● Directions: Return each line of the listing that contains the string "feedback".
— Begin Material supplied —
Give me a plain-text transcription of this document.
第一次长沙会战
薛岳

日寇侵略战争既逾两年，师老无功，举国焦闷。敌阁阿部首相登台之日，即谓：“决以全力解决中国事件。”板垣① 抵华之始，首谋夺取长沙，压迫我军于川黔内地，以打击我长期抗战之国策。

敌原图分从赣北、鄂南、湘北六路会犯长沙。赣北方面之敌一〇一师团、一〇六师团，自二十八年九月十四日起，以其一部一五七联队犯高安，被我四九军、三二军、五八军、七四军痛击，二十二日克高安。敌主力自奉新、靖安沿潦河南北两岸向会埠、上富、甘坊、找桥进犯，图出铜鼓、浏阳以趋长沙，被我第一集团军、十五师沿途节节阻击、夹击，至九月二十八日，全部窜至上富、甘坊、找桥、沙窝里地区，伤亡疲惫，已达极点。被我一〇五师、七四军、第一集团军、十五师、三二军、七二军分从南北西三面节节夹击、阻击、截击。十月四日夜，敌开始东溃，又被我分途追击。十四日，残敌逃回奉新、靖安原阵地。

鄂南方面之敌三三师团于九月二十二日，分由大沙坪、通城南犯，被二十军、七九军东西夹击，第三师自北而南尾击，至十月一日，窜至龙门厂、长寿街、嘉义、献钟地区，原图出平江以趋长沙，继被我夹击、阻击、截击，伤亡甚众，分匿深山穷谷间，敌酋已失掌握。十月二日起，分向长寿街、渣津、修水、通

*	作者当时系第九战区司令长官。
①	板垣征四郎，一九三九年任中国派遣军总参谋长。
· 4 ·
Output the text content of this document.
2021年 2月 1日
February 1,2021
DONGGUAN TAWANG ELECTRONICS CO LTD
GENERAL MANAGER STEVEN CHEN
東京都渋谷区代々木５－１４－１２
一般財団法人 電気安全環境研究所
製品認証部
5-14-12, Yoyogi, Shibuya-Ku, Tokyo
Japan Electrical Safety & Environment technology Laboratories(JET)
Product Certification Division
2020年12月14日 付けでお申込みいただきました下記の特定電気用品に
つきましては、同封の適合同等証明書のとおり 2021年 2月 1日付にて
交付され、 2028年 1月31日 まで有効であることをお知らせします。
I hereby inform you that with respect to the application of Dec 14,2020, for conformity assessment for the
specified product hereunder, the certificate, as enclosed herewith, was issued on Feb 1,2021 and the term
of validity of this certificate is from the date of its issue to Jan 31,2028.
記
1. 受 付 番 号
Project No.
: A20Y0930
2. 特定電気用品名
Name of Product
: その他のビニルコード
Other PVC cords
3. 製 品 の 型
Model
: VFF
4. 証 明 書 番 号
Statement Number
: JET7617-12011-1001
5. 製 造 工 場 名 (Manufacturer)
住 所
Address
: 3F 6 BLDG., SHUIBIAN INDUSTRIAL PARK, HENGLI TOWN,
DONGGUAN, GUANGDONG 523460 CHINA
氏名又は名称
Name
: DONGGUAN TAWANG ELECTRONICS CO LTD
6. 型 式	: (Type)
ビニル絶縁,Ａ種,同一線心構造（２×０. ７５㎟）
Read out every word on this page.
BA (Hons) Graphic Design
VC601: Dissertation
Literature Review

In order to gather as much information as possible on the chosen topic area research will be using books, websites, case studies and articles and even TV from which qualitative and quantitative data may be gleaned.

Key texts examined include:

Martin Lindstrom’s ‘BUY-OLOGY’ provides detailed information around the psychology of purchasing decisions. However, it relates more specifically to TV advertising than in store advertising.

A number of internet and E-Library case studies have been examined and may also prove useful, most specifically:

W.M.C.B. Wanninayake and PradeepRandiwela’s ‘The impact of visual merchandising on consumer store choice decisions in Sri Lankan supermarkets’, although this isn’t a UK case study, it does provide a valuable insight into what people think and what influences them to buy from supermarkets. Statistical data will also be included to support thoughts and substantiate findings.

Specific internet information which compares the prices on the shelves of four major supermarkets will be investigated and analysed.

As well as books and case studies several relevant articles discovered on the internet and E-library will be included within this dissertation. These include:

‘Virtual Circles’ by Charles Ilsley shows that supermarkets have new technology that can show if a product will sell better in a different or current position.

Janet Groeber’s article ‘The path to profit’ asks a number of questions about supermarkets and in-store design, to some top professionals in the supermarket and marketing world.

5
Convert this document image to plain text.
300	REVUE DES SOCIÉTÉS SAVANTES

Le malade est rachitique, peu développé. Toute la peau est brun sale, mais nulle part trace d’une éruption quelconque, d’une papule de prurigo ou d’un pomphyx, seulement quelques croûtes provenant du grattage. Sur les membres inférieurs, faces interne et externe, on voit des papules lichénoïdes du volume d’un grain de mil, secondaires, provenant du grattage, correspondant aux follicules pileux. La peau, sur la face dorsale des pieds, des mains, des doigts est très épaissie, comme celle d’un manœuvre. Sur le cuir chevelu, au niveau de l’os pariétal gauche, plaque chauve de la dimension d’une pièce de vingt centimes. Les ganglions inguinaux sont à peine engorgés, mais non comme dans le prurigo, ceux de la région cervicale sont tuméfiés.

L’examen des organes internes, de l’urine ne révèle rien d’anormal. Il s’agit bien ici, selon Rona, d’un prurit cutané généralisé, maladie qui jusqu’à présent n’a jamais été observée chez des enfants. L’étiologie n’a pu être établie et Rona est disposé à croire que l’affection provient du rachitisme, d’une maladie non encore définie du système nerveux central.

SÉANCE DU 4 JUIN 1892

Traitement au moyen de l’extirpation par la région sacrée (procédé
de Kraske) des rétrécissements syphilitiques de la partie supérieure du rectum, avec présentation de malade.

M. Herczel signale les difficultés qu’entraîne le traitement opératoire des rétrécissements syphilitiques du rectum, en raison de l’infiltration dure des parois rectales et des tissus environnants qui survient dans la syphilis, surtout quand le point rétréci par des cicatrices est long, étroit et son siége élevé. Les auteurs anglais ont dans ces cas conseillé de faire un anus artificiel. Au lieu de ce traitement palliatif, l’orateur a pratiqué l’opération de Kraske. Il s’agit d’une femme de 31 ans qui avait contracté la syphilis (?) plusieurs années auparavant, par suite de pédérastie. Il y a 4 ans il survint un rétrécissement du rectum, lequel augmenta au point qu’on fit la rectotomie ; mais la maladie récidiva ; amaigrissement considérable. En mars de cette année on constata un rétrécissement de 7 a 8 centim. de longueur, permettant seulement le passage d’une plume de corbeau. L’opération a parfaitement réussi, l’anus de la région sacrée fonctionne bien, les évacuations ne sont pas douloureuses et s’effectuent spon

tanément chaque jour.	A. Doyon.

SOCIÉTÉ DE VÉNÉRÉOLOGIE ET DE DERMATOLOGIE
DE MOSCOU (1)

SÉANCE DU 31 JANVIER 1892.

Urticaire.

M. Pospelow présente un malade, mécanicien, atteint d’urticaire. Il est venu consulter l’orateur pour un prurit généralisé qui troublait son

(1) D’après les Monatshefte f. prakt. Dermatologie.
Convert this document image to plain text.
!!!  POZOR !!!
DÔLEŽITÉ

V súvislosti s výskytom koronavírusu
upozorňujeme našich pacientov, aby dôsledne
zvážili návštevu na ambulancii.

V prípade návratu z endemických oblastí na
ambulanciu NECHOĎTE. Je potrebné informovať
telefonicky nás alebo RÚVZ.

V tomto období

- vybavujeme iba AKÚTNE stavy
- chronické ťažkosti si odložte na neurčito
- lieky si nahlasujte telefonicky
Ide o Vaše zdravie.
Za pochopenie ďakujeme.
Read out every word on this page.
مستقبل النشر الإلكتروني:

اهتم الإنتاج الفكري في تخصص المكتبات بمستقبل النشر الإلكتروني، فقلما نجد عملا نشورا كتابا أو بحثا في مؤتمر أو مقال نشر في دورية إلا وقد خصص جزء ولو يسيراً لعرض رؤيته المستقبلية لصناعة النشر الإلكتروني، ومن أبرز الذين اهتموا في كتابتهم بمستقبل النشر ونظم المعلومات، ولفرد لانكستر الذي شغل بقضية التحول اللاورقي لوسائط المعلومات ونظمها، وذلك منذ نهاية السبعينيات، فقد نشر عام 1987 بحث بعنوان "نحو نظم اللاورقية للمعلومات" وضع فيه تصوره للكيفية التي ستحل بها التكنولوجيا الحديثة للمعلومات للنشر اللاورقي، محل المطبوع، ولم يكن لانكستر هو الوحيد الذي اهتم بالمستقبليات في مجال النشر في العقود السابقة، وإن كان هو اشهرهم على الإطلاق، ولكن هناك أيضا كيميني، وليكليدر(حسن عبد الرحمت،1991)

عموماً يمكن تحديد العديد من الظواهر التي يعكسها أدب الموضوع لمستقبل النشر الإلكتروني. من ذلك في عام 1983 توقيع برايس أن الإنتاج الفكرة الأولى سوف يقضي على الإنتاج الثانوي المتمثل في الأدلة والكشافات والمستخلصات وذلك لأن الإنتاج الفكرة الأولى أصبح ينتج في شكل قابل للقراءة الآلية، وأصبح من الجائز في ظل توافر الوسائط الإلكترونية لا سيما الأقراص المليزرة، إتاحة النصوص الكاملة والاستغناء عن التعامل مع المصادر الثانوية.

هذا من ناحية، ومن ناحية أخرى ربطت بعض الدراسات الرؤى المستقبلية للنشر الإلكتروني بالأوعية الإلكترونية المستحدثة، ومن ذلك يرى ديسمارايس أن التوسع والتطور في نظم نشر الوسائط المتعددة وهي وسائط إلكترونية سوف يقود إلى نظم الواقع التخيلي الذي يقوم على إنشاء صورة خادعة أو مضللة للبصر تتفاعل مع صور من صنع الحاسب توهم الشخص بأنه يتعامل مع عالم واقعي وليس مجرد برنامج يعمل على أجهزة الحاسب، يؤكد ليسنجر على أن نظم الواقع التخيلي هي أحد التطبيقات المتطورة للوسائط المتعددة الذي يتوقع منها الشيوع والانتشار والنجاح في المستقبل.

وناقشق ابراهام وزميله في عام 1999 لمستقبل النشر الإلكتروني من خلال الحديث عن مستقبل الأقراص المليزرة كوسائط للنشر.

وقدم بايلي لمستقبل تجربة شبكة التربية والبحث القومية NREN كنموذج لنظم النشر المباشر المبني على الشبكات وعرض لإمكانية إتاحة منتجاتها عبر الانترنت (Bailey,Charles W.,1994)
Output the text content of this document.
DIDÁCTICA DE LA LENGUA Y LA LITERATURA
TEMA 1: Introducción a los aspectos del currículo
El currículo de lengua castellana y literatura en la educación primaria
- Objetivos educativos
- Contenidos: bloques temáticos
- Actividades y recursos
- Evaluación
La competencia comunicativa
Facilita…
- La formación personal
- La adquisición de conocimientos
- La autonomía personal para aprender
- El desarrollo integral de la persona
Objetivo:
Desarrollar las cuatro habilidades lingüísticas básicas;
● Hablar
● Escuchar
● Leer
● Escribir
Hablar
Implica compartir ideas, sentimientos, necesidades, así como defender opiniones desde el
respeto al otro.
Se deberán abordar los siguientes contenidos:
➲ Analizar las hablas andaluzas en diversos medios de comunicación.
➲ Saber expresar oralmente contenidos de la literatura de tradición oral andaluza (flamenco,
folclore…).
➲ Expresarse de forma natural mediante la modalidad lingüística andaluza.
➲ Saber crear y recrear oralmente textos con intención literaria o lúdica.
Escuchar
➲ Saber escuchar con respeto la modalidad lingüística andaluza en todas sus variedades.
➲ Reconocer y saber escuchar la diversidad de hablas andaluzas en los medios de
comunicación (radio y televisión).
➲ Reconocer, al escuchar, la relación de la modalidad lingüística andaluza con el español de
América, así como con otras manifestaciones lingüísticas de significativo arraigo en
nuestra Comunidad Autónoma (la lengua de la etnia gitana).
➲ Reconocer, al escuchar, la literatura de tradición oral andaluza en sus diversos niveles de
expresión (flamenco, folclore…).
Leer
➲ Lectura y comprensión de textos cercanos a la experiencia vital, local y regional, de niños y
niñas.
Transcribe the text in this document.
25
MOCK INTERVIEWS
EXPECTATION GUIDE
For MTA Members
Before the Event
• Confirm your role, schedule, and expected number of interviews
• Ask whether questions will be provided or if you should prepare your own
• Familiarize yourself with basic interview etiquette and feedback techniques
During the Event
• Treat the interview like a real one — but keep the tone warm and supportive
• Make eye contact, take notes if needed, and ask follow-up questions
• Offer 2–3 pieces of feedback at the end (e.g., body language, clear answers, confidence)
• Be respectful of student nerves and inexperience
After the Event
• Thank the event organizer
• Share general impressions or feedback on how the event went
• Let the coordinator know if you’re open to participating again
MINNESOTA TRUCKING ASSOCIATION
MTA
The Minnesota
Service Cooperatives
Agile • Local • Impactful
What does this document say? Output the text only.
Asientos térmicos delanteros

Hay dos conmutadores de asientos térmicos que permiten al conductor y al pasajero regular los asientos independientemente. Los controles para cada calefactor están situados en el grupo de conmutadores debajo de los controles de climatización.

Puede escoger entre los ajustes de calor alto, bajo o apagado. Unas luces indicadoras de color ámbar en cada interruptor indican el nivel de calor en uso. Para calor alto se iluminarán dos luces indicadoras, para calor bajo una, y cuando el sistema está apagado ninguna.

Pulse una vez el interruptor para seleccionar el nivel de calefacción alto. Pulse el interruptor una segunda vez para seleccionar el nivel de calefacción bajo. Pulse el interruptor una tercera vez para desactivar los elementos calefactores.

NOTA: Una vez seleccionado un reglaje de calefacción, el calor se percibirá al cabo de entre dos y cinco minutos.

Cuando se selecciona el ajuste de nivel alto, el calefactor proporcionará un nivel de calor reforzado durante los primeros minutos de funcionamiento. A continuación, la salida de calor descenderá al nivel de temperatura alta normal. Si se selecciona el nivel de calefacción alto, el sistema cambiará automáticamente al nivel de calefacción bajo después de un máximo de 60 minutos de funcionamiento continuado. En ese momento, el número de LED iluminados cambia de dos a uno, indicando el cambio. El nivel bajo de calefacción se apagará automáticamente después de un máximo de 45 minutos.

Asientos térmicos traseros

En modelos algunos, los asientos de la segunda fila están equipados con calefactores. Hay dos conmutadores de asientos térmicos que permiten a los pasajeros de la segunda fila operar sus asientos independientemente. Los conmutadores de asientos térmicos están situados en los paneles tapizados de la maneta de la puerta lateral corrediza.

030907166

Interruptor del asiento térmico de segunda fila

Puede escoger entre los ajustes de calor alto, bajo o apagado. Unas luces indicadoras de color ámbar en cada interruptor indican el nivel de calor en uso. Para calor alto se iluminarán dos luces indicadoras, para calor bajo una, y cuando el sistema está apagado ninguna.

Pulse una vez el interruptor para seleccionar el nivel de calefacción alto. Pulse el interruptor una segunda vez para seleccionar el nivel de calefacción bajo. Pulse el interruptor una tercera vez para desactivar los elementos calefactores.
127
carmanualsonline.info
— End Material supplied —
● Solution for this exercise:
• Familiarize yourself with basic interview etiquette and feedback techniques
• Offer 2–3 pieces of feedback at the end (e.g., body language, clear answers, confidence)
• Share general impressions or feedback on how the event went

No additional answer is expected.